---- Extracted information
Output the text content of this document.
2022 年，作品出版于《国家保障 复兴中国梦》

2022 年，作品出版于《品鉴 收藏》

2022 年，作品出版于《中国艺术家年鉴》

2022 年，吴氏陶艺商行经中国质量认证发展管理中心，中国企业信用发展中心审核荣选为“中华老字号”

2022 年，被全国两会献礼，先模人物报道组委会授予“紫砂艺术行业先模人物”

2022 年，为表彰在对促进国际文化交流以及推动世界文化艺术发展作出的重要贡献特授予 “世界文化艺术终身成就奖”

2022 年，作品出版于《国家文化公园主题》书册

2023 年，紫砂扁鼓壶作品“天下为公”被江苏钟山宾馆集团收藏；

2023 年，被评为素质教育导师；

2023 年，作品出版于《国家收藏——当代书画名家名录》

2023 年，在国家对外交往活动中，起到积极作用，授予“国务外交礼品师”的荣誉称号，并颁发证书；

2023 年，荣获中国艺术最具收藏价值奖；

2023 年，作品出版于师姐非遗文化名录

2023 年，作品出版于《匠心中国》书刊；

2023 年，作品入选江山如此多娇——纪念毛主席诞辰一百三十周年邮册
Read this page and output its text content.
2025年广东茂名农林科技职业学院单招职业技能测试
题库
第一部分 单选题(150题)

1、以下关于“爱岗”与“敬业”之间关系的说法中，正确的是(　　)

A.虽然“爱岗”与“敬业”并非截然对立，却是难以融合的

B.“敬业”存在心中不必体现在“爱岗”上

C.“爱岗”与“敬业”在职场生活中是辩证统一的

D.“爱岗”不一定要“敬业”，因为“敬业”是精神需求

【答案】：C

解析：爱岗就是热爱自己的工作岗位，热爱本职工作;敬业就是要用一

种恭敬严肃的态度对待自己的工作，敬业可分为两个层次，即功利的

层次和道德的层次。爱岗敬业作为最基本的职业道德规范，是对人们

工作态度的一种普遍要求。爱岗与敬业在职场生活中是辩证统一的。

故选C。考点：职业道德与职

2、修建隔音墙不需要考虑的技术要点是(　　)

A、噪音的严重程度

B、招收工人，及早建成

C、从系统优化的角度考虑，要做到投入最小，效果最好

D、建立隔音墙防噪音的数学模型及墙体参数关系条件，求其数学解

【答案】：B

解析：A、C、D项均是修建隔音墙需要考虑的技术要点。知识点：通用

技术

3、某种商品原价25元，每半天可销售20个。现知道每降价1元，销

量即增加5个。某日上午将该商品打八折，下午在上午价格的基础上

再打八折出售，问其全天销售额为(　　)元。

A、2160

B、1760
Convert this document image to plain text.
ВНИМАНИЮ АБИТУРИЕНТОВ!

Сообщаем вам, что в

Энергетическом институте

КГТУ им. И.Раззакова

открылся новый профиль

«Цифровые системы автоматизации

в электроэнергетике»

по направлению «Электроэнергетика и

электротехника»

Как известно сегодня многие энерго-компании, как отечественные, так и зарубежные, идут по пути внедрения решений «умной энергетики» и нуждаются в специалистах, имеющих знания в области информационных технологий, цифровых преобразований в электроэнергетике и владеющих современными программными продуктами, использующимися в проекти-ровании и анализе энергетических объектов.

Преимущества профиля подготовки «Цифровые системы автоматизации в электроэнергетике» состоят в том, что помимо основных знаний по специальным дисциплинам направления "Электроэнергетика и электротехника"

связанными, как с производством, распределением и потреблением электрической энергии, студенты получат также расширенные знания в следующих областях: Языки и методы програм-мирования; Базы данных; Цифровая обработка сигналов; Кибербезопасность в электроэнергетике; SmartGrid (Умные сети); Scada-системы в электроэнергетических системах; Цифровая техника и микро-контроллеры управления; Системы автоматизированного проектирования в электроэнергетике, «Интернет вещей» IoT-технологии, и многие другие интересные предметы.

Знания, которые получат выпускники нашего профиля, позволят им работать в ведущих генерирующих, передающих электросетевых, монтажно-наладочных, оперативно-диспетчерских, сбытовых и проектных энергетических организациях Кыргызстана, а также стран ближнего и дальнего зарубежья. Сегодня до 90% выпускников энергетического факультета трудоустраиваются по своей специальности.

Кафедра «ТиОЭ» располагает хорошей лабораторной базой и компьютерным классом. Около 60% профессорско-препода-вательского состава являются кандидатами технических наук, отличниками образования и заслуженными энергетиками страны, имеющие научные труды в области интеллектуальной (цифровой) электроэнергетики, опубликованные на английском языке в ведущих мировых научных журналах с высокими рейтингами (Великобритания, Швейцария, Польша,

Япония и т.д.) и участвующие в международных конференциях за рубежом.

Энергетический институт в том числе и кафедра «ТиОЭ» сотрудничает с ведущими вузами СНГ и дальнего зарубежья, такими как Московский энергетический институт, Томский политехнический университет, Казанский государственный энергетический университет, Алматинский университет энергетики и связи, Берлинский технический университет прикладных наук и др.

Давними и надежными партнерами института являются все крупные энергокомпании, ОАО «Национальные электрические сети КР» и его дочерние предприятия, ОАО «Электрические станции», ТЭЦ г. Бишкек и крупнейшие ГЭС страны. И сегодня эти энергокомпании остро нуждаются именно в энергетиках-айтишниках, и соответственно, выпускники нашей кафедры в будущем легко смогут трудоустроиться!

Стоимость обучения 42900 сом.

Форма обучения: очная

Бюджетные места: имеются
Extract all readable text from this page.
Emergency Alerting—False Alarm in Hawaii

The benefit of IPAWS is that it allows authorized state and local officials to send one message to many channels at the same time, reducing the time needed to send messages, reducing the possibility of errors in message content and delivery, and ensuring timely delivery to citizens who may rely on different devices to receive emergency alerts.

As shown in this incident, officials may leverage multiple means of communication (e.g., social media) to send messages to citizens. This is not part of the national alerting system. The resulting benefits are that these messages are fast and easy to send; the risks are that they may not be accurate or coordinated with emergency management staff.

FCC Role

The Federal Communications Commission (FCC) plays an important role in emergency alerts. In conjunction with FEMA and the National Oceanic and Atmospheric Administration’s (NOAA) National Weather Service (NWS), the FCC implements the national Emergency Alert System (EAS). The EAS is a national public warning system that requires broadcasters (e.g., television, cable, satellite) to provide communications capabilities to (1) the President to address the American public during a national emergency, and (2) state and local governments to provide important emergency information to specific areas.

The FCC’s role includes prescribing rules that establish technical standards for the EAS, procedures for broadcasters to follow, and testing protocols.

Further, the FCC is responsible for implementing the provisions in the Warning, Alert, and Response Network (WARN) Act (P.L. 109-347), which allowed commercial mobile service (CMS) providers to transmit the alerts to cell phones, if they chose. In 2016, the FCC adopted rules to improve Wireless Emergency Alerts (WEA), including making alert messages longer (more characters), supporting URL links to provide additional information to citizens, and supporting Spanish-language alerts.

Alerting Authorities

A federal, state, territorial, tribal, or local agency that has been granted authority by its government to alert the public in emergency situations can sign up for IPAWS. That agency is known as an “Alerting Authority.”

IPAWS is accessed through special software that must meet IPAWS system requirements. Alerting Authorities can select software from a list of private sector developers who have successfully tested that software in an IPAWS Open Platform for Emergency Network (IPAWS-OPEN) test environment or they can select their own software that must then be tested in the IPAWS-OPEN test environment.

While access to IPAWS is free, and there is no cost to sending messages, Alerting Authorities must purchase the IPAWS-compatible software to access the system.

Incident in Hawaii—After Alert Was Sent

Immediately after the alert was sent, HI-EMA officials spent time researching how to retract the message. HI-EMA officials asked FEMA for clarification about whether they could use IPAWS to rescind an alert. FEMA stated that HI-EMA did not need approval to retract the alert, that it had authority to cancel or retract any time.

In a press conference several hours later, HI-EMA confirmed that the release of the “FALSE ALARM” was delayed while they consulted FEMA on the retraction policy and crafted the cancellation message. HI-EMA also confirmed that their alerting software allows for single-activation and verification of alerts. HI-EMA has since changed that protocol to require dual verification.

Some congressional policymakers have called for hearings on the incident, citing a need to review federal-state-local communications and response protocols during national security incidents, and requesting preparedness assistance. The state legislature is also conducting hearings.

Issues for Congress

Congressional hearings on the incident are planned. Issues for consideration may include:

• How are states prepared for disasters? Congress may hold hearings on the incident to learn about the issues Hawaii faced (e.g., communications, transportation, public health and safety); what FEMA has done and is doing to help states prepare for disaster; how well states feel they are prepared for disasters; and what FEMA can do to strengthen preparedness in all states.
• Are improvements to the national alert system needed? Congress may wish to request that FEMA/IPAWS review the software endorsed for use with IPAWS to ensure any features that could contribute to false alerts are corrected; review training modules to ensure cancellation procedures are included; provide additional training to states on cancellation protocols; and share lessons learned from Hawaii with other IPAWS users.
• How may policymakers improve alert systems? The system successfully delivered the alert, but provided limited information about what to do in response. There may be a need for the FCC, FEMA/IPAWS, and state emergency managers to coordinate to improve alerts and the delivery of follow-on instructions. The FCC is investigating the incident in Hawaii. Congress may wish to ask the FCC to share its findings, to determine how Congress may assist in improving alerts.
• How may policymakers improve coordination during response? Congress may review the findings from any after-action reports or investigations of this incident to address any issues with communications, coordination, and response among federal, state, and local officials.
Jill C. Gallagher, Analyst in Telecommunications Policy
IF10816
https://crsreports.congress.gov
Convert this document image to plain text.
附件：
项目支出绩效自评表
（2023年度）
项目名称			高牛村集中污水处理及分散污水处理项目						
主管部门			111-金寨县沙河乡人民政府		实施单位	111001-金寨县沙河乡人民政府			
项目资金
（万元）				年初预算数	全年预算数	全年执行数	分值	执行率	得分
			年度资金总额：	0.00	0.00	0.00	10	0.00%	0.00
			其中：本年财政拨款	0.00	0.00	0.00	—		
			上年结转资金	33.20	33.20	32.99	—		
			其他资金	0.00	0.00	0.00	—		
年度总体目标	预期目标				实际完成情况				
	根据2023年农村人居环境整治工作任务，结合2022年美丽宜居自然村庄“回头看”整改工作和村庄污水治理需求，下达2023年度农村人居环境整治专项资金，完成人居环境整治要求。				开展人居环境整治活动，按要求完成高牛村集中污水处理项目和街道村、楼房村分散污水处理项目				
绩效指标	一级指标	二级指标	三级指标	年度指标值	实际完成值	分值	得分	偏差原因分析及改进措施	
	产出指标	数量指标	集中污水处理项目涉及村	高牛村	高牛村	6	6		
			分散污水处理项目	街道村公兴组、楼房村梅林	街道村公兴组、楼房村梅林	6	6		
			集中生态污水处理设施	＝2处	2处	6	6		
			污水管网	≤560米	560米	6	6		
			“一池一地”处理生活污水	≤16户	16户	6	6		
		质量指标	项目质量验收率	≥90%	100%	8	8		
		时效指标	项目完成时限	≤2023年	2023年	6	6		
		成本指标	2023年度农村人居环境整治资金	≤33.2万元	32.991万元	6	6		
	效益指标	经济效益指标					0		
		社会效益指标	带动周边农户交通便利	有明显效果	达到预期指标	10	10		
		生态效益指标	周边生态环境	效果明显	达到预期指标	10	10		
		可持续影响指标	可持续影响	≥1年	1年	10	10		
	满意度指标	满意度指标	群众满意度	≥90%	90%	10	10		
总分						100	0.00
--------
▶ **Short exercise**:
Copy whichever lines in the listing above contain the word "text".

▶ **Task response**:
Output the text content of this document.
Read this page and output its text content.
Convert this document image to plain text.
Extract all readable text from this page.
Convert this document image to plain text.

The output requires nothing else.